— Start SUPPLIED ENTRIES —
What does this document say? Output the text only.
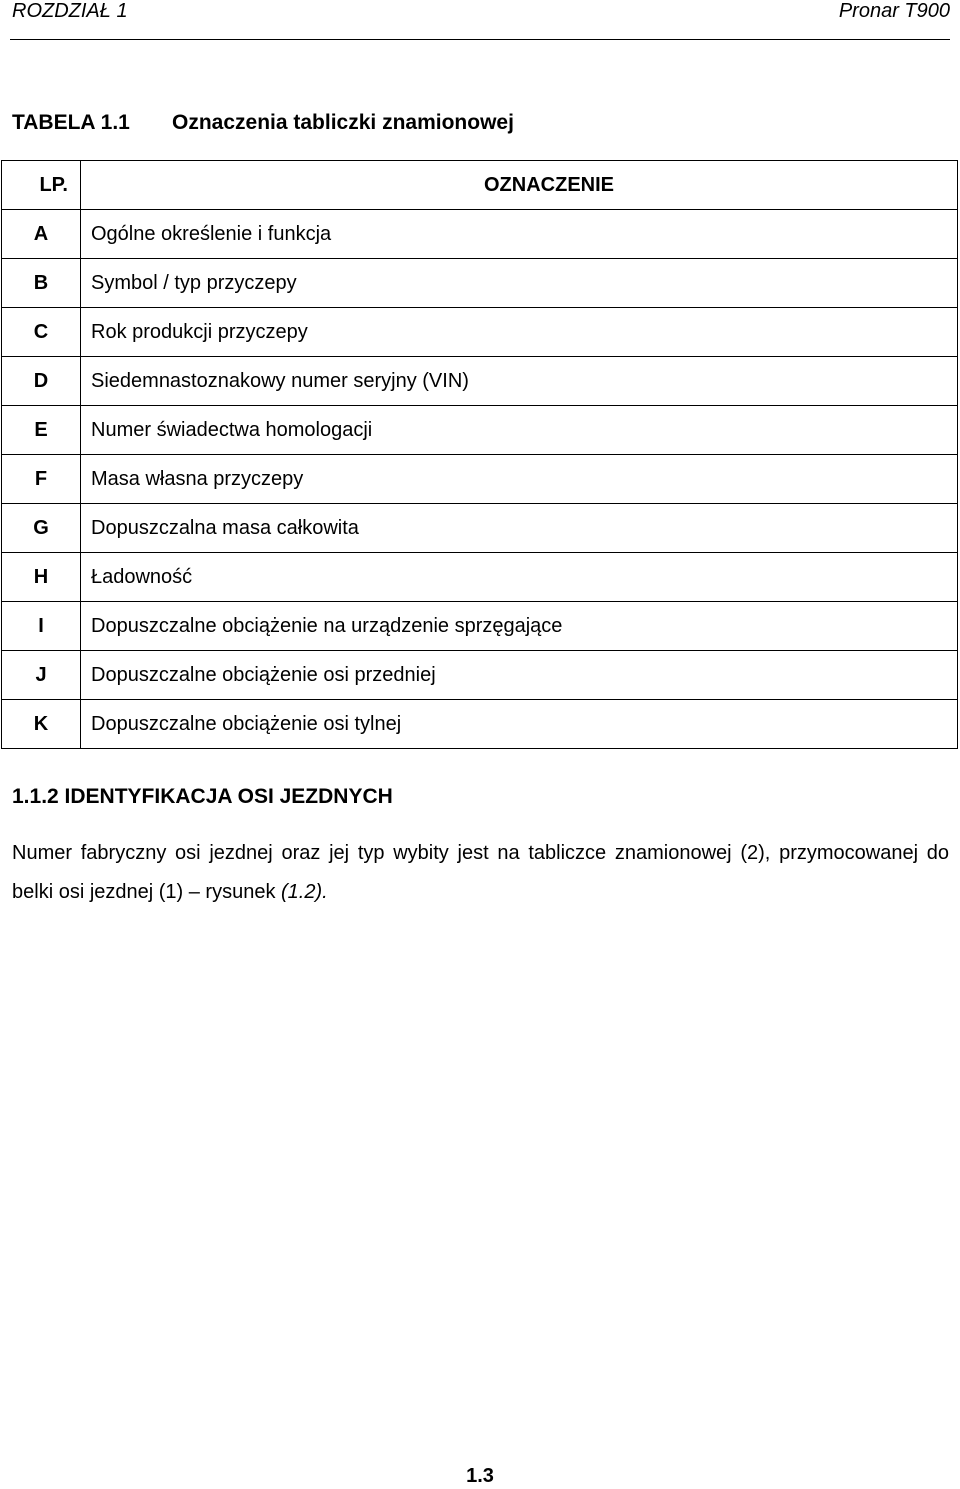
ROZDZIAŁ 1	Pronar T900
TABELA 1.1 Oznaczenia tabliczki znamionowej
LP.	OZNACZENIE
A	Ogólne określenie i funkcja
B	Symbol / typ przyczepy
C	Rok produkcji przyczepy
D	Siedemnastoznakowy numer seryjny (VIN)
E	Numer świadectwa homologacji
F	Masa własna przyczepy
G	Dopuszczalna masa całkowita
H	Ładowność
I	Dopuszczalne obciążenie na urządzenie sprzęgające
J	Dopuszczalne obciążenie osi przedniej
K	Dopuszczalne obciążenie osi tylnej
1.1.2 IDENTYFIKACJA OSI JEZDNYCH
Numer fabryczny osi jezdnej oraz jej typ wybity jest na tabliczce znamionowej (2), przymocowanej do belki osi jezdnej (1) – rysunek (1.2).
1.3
— End SUPPLIED ENTRIES —
- PROBLEM TO SOLVE: Write out the material above again, word for word, minus its pictures.

- RESULT:
What does this document say? Output the text only.
ROZDZIAŁ 1	Pronar T900
TABELA 1.1 Oznaczenia tabliczki znamionowej
LP.	OZNACZENIE
A	Ogólne określenie i funkcja
B	Symbol / typ przyczepy
C	Rok produkcji przyczepy
D	Siedemnastoznakowy numer seryjny (VIN)
E	Numer świadectwa homologacji
F	Masa własna przyczepy
G	Dopuszczalna masa całkowita
H	Ładowność
I	Dopuszczalne obciążenie na urządzenie sprzęgające
J	Dopuszczalne obciążenie osi przedniej
K	Dopuszczalne obciążenie osi tylnej
1.1.2 IDENTYFIKACJA OSI JEZDNYCH
Numer fabryczny osi jezdnej oraz jej typ wybity jest na tabliczce znamionowej (2), przymocowanej do belki osi jezdnej (1) – rysunek (1.2).
1.3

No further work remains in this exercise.